Problem requirements>
Please reproduce the listing below word for word, from its first line through the line containing "rain-icon (675, 278, 679, 282)", with that line included.

★ ★ ★ ★ ★

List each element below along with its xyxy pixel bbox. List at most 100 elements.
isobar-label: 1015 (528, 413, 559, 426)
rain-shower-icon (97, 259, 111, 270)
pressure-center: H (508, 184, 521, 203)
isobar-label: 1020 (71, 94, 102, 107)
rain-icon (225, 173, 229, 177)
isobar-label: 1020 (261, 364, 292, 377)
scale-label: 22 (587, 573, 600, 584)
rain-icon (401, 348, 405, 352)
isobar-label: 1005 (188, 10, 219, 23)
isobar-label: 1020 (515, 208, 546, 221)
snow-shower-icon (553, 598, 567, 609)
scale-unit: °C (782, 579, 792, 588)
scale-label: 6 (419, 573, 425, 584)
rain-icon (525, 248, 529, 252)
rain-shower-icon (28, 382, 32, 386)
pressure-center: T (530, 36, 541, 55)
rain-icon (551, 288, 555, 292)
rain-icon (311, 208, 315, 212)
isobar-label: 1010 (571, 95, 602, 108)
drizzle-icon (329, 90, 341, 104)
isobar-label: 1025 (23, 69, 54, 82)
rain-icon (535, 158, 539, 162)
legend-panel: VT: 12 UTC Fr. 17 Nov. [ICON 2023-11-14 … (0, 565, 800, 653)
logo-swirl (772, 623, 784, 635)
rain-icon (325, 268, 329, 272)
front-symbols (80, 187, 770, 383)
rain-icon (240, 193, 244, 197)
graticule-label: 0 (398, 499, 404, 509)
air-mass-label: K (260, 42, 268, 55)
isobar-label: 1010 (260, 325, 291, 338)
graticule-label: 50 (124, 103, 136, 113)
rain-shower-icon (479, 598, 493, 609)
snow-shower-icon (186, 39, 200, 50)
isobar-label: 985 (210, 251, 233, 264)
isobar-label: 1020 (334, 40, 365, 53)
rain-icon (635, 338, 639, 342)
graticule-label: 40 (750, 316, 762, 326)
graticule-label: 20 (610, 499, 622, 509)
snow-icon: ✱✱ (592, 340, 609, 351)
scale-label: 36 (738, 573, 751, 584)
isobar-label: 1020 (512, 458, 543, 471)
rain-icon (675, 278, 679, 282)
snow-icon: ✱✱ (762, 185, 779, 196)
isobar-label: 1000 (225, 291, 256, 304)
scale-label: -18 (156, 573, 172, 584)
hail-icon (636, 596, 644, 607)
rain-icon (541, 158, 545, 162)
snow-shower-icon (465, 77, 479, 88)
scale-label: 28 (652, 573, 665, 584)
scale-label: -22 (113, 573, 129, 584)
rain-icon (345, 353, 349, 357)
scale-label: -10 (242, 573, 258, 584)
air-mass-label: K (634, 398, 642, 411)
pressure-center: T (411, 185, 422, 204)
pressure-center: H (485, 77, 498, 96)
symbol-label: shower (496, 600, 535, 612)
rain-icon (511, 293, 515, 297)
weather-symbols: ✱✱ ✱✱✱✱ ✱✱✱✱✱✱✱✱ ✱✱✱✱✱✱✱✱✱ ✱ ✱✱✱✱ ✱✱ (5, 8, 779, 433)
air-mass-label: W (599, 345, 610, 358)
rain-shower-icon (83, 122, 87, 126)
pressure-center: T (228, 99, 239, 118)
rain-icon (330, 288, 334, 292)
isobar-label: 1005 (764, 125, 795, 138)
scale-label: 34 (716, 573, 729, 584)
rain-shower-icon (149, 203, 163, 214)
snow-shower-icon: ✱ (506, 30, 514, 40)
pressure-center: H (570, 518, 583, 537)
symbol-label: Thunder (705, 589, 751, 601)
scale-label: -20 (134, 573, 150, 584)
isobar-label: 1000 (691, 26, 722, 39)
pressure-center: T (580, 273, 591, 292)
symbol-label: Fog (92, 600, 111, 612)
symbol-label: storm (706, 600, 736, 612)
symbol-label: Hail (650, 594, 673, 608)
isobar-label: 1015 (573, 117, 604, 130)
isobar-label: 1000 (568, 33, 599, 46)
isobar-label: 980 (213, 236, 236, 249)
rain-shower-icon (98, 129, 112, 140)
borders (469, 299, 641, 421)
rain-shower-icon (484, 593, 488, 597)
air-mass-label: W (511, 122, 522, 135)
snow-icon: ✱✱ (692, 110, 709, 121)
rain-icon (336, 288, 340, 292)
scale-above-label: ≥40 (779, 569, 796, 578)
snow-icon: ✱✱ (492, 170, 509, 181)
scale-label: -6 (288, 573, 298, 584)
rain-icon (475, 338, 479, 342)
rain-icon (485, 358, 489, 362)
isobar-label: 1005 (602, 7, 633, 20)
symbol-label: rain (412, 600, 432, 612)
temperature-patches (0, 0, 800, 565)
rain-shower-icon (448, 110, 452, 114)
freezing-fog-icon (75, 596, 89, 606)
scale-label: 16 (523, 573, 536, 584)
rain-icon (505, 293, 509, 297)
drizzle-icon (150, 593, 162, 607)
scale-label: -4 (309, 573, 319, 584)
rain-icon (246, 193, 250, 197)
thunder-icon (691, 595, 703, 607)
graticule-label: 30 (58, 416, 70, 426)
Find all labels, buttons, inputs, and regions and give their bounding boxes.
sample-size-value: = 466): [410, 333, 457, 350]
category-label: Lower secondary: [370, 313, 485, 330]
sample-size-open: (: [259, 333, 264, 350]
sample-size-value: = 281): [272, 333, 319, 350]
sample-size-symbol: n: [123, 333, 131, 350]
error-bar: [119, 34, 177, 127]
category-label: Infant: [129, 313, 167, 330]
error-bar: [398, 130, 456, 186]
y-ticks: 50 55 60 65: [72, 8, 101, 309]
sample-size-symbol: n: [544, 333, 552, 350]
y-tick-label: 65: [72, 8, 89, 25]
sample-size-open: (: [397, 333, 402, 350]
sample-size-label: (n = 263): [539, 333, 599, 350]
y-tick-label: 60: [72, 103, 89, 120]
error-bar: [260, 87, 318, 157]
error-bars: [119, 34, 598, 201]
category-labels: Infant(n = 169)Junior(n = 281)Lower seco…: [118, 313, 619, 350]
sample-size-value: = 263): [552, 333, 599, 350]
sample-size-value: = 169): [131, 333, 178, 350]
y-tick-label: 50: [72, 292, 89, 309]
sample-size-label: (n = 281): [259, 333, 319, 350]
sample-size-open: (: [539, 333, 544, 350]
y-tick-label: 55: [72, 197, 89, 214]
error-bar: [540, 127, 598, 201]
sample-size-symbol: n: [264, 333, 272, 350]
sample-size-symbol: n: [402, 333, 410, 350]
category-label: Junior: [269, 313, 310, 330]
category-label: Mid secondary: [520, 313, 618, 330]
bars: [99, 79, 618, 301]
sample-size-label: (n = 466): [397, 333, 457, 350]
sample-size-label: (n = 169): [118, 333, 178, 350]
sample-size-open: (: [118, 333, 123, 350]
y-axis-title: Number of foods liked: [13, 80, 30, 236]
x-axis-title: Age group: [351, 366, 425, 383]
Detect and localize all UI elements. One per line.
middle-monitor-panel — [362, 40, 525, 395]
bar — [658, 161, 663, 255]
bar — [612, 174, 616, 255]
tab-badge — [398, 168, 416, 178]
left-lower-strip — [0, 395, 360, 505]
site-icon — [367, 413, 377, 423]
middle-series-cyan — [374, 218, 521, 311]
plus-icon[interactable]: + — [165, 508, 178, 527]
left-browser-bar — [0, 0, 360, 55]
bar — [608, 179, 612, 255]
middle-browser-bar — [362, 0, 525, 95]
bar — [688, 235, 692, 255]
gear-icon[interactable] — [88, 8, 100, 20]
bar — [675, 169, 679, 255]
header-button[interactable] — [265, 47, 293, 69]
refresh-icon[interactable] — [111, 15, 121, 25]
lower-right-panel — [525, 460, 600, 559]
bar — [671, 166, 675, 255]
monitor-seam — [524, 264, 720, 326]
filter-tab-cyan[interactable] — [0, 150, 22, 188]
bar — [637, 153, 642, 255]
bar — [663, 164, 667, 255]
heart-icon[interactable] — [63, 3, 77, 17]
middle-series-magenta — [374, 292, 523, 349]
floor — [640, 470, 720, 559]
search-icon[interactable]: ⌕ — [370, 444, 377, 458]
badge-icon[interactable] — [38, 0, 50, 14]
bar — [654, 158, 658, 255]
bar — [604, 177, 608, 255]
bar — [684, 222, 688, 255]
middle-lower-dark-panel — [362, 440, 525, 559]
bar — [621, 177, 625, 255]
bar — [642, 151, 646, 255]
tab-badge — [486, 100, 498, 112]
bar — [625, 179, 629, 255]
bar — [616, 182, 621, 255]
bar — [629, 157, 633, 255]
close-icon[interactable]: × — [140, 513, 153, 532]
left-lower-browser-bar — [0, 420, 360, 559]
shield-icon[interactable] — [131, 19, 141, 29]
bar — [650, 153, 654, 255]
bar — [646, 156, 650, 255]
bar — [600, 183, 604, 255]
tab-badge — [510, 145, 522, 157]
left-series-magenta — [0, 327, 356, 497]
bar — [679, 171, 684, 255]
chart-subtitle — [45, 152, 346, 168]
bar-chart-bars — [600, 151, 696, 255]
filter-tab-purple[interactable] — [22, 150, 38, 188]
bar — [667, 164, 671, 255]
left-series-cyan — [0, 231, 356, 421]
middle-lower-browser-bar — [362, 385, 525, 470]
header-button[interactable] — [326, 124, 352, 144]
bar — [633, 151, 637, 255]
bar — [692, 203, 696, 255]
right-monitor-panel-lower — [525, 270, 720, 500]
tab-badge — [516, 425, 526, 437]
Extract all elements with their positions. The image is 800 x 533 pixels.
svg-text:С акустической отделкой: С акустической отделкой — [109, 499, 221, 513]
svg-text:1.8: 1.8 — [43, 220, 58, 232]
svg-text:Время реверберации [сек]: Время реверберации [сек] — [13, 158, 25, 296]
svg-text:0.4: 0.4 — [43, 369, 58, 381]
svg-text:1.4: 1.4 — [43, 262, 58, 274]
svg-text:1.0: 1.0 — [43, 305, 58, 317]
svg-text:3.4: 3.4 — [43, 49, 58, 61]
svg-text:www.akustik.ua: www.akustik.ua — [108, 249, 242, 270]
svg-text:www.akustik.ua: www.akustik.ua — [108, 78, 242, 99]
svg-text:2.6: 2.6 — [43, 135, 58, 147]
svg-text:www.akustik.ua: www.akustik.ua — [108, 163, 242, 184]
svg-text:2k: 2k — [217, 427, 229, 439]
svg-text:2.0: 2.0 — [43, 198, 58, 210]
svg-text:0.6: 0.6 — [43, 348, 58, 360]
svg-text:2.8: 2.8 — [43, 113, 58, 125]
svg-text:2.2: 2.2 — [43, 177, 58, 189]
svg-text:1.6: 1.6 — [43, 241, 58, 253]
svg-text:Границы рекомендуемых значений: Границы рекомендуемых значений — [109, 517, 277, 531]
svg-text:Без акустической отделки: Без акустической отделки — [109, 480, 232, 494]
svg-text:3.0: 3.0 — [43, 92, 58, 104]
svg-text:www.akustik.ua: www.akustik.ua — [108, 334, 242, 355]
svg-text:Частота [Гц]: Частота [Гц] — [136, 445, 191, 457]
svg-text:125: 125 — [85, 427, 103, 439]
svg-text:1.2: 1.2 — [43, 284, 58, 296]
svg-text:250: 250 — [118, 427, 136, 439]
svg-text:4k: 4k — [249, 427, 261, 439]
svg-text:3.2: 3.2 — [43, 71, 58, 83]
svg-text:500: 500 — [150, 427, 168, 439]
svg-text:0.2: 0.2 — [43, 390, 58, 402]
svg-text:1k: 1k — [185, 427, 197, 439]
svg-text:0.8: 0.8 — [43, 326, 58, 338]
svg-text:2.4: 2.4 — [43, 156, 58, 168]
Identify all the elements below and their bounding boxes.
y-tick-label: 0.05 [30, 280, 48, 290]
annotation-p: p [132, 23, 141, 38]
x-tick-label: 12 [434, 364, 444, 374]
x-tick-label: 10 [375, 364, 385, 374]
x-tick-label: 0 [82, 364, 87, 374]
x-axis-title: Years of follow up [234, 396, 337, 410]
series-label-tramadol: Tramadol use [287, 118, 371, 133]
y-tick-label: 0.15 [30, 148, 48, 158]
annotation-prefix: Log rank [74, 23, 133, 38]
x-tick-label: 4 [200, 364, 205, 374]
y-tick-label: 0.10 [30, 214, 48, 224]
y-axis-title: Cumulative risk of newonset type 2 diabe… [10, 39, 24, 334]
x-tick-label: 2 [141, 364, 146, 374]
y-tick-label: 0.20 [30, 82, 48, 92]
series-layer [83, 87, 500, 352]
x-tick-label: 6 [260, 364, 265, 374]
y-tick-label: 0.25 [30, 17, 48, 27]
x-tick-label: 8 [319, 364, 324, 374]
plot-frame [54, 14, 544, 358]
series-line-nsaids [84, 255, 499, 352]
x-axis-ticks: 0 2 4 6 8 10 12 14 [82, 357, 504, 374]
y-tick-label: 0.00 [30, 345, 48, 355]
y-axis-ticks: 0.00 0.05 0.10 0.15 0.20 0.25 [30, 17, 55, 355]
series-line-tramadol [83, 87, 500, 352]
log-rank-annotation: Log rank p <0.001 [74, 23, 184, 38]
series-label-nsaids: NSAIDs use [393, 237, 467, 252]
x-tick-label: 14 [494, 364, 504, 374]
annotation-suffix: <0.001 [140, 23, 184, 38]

★ ★ ★ ★ ★

The completed task>
List each element below along with its xyxy pixel bbox. List at most 100 elements.
isobar-label: 1015 (528, 413, 559, 426)
rain-shower-icon (97, 259, 111, 270)
pressure-center: H (508, 184, 521, 203)
isobar-label: 1020 (71, 94, 102, 107)
rain-icon (225, 173, 229, 177)
isobar-label: 1020 (261, 364, 292, 377)
scale-label: 22 (587, 573, 600, 584)
rain-icon (401, 348, 405, 352)
isobar-label: 1005 (188, 10, 219, 23)
isobar-label: 1020 (515, 208, 546, 221)
snow-shower-icon (553, 598, 567, 609)
scale-unit: °C (782, 579, 792, 588)
scale-label: 6 (419, 573, 425, 584)
rain-icon (525, 248, 529, 252)
rain-shower-icon (28, 382, 32, 386)
pressure-center: T (530, 36, 541, 55)
rain-icon (551, 288, 555, 292)
rain-icon (311, 208, 315, 212)
isobar-label: 1010 (571, 95, 602, 108)
drizzle-icon (329, 90, 341, 104)
isobar-label: 1025 (23, 69, 54, 82)
rain-icon (535, 158, 539, 162)
legend-panel: VT: 12 UTC Fr. 17 Nov. [ICON 2023-11-14 … (0, 565, 800, 653)
logo-swirl (772, 623, 784, 635)
rain-icon (325, 268, 329, 272)
front-symbols (80, 187, 770, 383)
rain-icon (240, 193, 244, 197)
graticule-label: 0 (398, 499, 404, 509)
air-mass-label: K (260, 42, 268, 55)
isobar-label: 1010 (260, 325, 291, 338)
graticule-label: 50 (124, 103, 136, 113)
rain-shower-icon (479, 598, 493, 609)
snow-shower-icon (186, 39, 200, 50)
isobar-label: 985 (210, 251, 233, 264)
isobar-label: 1020 (334, 40, 365, 53)
rain-icon (635, 338, 639, 342)
graticule-label: 40 (750, 316, 762, 326)
graticule-label: 20 (610, 499, 622, 509)
snow-icon: ✱✱ (592, 340, 609, 351)
scale-label: 36 (738, 573, 751, 584)
isobar-label: 1020 (512, 458, 543, 471)
rain-icon (675, 278, 679, 282)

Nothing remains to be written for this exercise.